The task:
Where a line holds "color", copy it.

** begin Given records **

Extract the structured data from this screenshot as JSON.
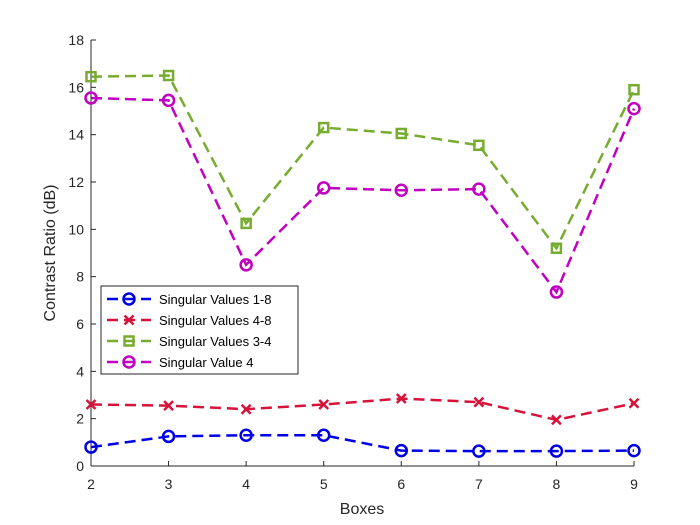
{
  "chart_data": {
    "type": "line",
    "title": "",
    "xlabel": "Boxes",
    "ylabel": "Contrast Ratio (dB)",
    "x": [
      2,
      3,
      4,
      5,
      6,
      7,
      8,
      9
    ],
    "xlim": [
      2,
      9
    ],
    "ylim": [
      0,
      18
    ],
    "xticks": [
      "2",
      "3",
      "4",
      "5",
      "6",
      "7",
      "8",
      "9"
    ],
    "yticks": [
      "0",
      "2",
      "4",
      "6",
      "8",
      "10",
      "12",
      "14",
      "16",
      "18"
    ],
    "grid": false,
    "legend_position": "lower-left",
    "series": [
      {
        "name": "Singular Values 1-8",
        "color": "#0000e6",
        "marker": "circle",
        "values": [
          0.8,
          1.25,
          1.3,
          1.3,
          0.65,
          0.63,
          0.63,
          0.65
        ]
      },
      {
        "name": "Singular Values 4-8",
        "color": "#d6133a",
        "marker": "x",
        "values": [
          2.6,
          2.55,
          2.4,
          2.6,
          2.85,
          2.7,
          1.95,
          2.65
        ]
      },
      {
        "name": "Singular Values 3-4",
        "color": "#77ac30",
        "marker": "square",
        "values": [
          16.45,
          16.5,
          10.25,
          14.3,
          14.05,
          13.55,
          9.2,
          15.9
        ]
      },
      {
        "name": "Singular Value 4",
        "color": "#c100c1",
        "marker": "circle",
        "values": [
          15.55,
          15.45,
          8.5,
          11.75,
          11.65,
          11.7,
          7.35,
          15.1
        ]
      }
    ]
  }
}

** end Given records **

Task solution:
        "color": "#0000e6",
        "color": "#d6133a",
        "color": "#77ac30",
        "color": "#c100c1",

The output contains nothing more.